→ What the exercise asks
Can you transcribe the article on the future of the air cargo industry, word for word and in full?
(Selected extract begins)
Innovation, collaboration, disruption: the future of the air cargo industry

The question isn’t whether established companies operating in the transportation and logistics industries will be affected by disruptive developments, but rather when and how they will be affected and what the consequences will be. That’s how Wolfgang Lehmacher, head of the Supply Chain and Transport Industries at the World Economic Forum, cut right to the chase in his keynote speech at the 2017 Frankfurt Air Cargo Innovation Lab.
What trends and technologies are changing the role of traditional logistics and its players in the value-added chain? During a live vote held at the second joint event organized by Fraport AG and the DVV Media Group, almost two-thirds of around 100 participants agreed that big data, e-docs, blockchains, the Internet of Things (IoT) as well as cloud and online services will have the greatest impact on the air cargo industry. In his keynote speech, Jeremy Salomon of the International Air Transport Association (IATA) emphasized that the e-commerce boom is also a driver and a risk to the air cargo market at the same time. He made an urgent appeal that “we must keep pace and be innovative together” in light of a development which he described as the “final wake-up call” for the air cargo industry. That’s how Amazon, for example, went from being an online retailer to an air cargo operator with its own fleet and soon its own hub within just one year. Felix Kreutel, who has led the Cargo division at Fraport since October 1, 2017, summed up the session: “The event made it abundantly clear that the new players and their business models will change the air cargo industry over the long term. In this context, it’s all the more important for us to open ourselves up to these players and jointly explore strategies on how we can benefit from this development.”
(Selected extract ends)
(Records shown begins)
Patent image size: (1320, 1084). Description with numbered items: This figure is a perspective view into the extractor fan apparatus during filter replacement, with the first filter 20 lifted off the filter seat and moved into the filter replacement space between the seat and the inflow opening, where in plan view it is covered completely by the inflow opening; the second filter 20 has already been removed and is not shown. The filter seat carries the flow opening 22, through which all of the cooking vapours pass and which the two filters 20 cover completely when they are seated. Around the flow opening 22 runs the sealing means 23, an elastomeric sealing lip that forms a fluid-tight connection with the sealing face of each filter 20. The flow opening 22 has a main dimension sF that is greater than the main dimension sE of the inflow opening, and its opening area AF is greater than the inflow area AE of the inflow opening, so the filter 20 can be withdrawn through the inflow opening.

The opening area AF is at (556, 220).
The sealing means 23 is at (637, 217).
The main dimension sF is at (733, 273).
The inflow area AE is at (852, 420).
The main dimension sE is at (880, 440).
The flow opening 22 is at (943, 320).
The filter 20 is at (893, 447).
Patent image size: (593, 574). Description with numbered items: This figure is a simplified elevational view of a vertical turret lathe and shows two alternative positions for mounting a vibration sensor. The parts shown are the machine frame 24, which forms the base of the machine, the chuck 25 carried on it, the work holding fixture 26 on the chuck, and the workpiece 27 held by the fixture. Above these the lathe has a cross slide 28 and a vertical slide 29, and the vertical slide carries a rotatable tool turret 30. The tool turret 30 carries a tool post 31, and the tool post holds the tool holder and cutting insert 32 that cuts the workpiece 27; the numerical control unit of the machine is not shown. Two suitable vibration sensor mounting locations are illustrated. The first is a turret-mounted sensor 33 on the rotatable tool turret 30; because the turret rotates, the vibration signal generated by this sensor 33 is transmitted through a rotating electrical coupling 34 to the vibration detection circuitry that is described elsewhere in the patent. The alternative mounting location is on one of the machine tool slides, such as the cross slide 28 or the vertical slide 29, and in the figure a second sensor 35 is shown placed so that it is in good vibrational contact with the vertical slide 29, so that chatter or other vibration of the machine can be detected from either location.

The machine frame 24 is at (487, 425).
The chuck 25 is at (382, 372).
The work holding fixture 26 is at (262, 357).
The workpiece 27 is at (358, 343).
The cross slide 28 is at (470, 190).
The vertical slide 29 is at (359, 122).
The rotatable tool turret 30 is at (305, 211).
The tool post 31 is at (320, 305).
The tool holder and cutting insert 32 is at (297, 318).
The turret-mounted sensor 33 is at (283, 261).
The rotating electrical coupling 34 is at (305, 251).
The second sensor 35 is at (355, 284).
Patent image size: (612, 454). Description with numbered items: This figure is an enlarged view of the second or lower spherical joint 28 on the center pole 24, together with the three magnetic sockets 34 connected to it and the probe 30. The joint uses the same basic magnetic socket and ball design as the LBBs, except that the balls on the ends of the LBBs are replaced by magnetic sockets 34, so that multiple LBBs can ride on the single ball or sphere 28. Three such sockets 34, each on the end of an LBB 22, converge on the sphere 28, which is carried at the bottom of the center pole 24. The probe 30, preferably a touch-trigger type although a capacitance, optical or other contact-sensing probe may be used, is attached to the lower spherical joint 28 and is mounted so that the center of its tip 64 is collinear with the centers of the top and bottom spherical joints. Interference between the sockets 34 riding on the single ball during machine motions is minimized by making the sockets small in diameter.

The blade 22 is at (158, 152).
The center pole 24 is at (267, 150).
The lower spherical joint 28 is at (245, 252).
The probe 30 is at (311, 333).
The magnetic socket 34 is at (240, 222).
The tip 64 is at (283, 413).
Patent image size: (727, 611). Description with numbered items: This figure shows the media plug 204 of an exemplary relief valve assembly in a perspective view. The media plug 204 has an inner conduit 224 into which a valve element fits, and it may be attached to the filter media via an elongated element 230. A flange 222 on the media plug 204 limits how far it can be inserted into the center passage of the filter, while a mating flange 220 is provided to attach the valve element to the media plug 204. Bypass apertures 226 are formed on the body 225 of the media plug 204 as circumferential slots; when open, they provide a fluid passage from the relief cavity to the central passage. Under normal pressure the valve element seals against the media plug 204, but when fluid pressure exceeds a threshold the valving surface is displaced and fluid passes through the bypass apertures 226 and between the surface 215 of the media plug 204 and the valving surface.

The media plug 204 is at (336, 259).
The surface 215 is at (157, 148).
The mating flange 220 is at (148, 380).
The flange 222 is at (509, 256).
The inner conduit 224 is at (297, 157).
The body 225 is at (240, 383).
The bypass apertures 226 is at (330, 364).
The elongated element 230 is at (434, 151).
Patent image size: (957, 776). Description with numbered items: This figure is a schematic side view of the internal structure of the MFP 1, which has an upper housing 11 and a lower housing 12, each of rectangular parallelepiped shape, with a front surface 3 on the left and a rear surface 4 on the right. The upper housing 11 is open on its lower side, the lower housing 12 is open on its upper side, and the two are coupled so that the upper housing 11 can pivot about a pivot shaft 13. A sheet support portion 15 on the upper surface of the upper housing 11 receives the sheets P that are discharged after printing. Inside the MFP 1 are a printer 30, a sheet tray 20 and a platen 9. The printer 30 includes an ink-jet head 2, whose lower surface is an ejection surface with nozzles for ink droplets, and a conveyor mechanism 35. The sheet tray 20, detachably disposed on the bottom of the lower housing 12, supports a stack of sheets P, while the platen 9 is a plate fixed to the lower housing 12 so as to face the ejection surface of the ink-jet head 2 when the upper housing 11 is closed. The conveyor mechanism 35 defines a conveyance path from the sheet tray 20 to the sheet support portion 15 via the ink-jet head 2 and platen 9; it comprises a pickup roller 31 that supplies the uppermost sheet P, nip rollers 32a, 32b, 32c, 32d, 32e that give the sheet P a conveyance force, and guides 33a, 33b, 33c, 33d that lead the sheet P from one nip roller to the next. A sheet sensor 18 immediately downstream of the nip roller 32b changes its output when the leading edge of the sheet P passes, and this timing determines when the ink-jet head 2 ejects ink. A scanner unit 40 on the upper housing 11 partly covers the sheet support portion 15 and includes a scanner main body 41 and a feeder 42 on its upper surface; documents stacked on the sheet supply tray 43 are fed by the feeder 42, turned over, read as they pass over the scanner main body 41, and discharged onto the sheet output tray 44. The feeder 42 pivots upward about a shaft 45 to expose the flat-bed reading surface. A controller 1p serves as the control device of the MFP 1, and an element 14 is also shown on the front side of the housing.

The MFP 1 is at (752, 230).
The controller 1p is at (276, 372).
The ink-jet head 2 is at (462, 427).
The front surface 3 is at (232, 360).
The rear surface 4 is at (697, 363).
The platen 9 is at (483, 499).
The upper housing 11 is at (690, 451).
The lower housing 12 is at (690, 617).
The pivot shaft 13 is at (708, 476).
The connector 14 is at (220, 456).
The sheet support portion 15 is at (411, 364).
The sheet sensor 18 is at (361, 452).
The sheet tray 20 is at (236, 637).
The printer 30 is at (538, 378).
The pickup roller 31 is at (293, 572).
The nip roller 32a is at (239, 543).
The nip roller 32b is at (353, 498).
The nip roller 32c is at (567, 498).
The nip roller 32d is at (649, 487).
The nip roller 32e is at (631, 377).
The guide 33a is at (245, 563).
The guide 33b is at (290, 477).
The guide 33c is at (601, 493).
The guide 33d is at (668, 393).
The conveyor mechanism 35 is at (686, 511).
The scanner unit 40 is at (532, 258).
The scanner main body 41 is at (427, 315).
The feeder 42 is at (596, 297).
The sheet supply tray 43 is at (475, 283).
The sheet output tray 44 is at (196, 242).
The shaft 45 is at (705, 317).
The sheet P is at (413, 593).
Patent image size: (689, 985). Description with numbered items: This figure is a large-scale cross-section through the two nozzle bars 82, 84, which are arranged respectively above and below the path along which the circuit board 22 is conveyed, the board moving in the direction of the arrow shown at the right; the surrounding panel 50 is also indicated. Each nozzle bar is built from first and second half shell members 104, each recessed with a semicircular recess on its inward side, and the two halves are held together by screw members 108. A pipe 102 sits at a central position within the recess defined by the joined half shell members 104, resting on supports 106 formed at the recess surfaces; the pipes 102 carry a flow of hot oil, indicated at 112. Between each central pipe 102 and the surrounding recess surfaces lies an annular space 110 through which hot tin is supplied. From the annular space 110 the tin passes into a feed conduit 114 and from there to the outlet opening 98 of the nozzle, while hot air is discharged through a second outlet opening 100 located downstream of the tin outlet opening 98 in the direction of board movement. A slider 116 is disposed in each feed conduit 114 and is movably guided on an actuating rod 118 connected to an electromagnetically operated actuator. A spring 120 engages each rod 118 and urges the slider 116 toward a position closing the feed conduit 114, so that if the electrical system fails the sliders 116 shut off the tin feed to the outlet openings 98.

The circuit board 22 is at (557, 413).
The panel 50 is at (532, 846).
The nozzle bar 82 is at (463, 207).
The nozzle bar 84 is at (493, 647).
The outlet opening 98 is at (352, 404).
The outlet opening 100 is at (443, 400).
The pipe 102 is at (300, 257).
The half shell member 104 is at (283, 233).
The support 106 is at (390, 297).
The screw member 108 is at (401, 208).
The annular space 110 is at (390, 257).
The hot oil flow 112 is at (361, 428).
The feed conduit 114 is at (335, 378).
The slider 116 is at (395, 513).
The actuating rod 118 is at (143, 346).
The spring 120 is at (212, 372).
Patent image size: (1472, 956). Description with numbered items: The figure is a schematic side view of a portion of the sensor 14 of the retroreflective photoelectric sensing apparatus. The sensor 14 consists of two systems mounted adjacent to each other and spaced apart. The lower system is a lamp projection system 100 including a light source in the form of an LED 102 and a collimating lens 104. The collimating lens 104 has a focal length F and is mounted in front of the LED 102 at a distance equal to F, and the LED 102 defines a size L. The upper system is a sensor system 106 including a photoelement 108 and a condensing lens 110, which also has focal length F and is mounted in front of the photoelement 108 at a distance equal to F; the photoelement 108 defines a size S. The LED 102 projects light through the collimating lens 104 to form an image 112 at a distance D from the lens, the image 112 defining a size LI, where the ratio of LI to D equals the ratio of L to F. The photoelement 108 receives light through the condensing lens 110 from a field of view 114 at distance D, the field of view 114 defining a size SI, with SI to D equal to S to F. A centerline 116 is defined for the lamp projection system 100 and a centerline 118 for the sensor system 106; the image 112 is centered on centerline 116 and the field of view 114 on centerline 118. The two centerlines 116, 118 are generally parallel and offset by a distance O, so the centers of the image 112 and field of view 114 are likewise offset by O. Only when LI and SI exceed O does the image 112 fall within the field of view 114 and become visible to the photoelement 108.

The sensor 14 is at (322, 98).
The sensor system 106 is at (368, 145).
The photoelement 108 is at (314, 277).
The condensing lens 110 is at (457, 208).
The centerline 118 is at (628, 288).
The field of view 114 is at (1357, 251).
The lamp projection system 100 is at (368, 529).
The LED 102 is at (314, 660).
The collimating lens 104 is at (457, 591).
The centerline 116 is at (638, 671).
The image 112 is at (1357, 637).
(Records shown ends)
→ Response for this exercise
Innovation, collaboration, disruption: the future of the air cargo industry

The question isn’t whether established companies operating in the transportation and logistics industries will be affected by disruptive developments, but rather when and how they will be affected and what the consequences will be. That’s how Wolfgang Lehmacher, head of the Supply Chain and Transport Industries at the World Economic Forum, cut right to the chase in his keynote speech at the 2017 Frankfurt Air Cargo Innovation Lab.
What trends and technologies are changing the role of traditional logistics and its players in the value-added chain? During a live vote held at the second joint event organized by Fraport AG and the DVV Media Group, almost two-thirds of around 100 participants agreed that big data, e-docs, blockchains, the Internet of Things (IoT) as well as cloud and online services will have the greatest impact on the air cargo industry. In his keynote speech, Jeremy Salomon of the International Air Transport Association (IATA) emphasized that the e-commerce boom is also a driver and a risk to the air cargo market at the same time. He made an urgent appeal that “we must keep pace and be innovative together” in light of a development which he described as the “final wake-up call” for the air cargo industry. That’s how Amazon, for example, went from being an online retailer to an air cargo operator with its own fleet and soon its own hub within just one year. Felix Kreutel, who has led the Cargo division at Fraport since October 1, 2017, summed up the session: “The event made it abundantly clear that the new players and their business models will change the air cargo industry over the long term. In this context, it’s all the more important for us to open ourselves up to these players and jointly explore strategies on how we can benefit from this development.”